• [Material shown]
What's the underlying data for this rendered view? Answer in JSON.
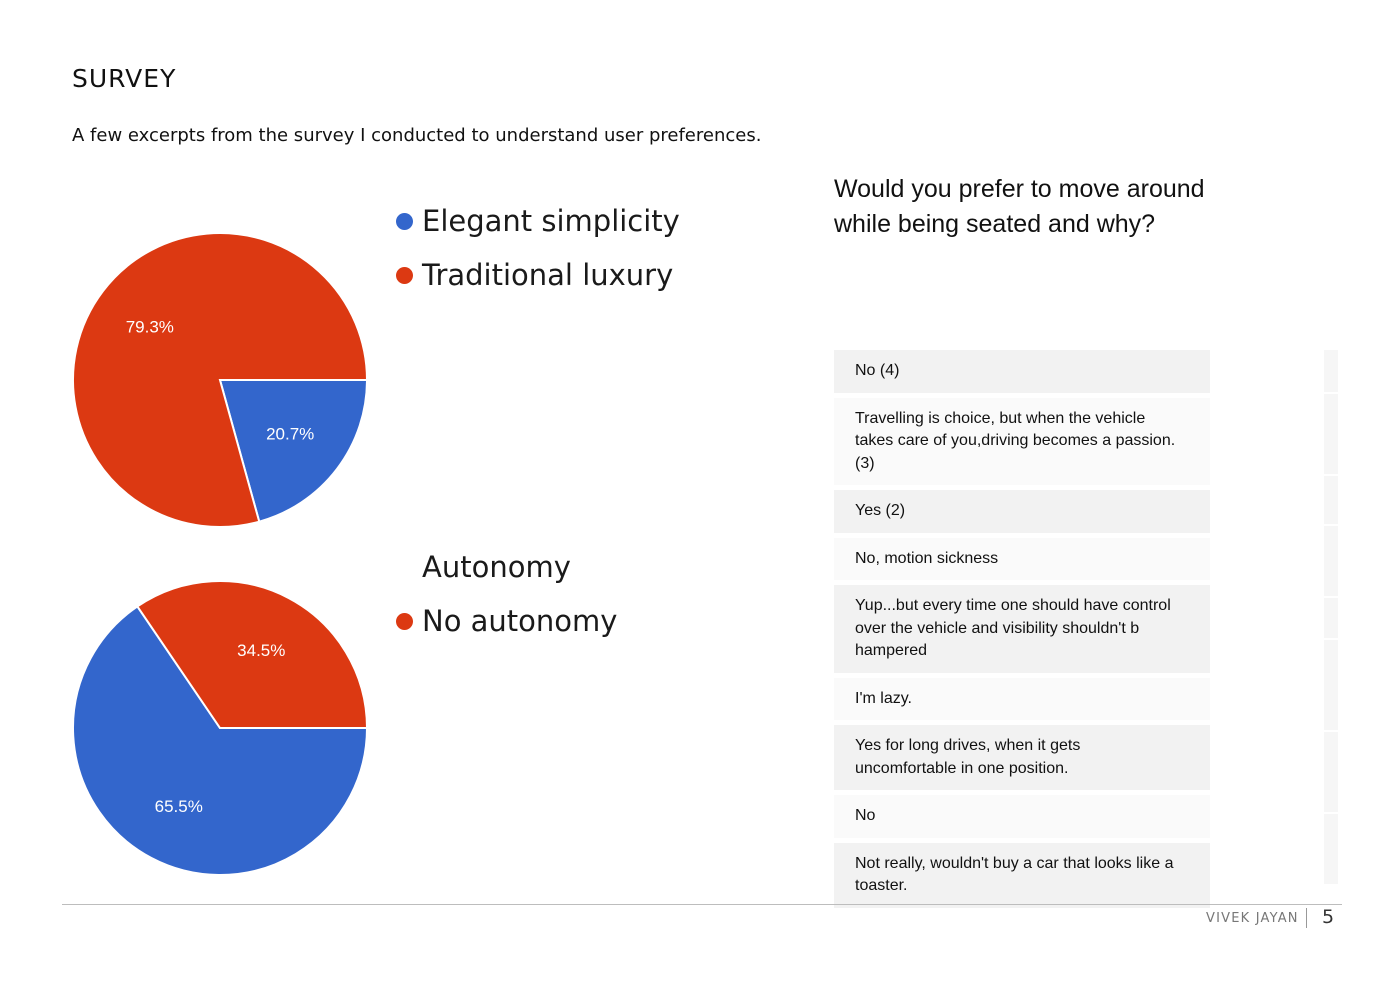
{
  "page": {
    "title": "SURVEY",
    "subtitle": "A few excerpts from the survey I conducted to understand user preferences."
  },
  "colors": {
    "blue": "#3366cc",
    "red": "#dc3912"
  },
  "chart_data": [
    {
      "type": "pie",
      "title": "",
      "legend_position": "right",
      "slices": [
        {
          "label": "Elegant simplicity",
          "value": 20.7,
          "display": "20.7%",
          "color": "#3366cc"
        },
        {
          "label": "Traditional luxury",
          "value": 79.3,
          "display": "79.3%",
          "color": "#dc3912"
        }
      ]
    },
    {
      "type": "pie",
      "title": "",
      "legend_position": "right",
      "slices": [
        {
          "label": "Autonomy",
          "value": 65.5,
          "display": "65.5%",
          "color": "#3366cc"
        },
        {
          "label": "No autonomy",
          "value": 34.5,
          "display": "34.5%",
          "color": "#dc3912"
        }
      ]
    }
  ],
  "legend1": {
    "items": [
      "Elegant simplicity",
      "Traditional luxury"
    ]
  },
  "legend2": {
    "items": [
      "Autonomy",
      "No autonomy"
    ]
  },
  "question": {
    "text": "Would you prefer to move around while being seated and why?",
    "responses": [
      "No (4)",
      "Travelling is choice, but when the vehicle takes care of you,driving becomes a passion. (3)",
      "Yes (2)",
      "No, motion sickness",
      "Yup...but every time one should have control over the vehicle and visibility shouldn't b hampered",
      "I'm lazy.",
      "Yes for long drives, when it gets uncomfortable in one position.",
      "No",
      "Not really, wouldn't buy a car that looks like a toaster."
    ]
  },
  "footer": {
    "name": "VIVEK JAYAN",
    "page_number": "5"
  }
}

• [Task directions]
Return each line of the data that contains the string "luxury".

• [Result for this task]
          "label": "Traditional luxury",
      "Traditional luxury"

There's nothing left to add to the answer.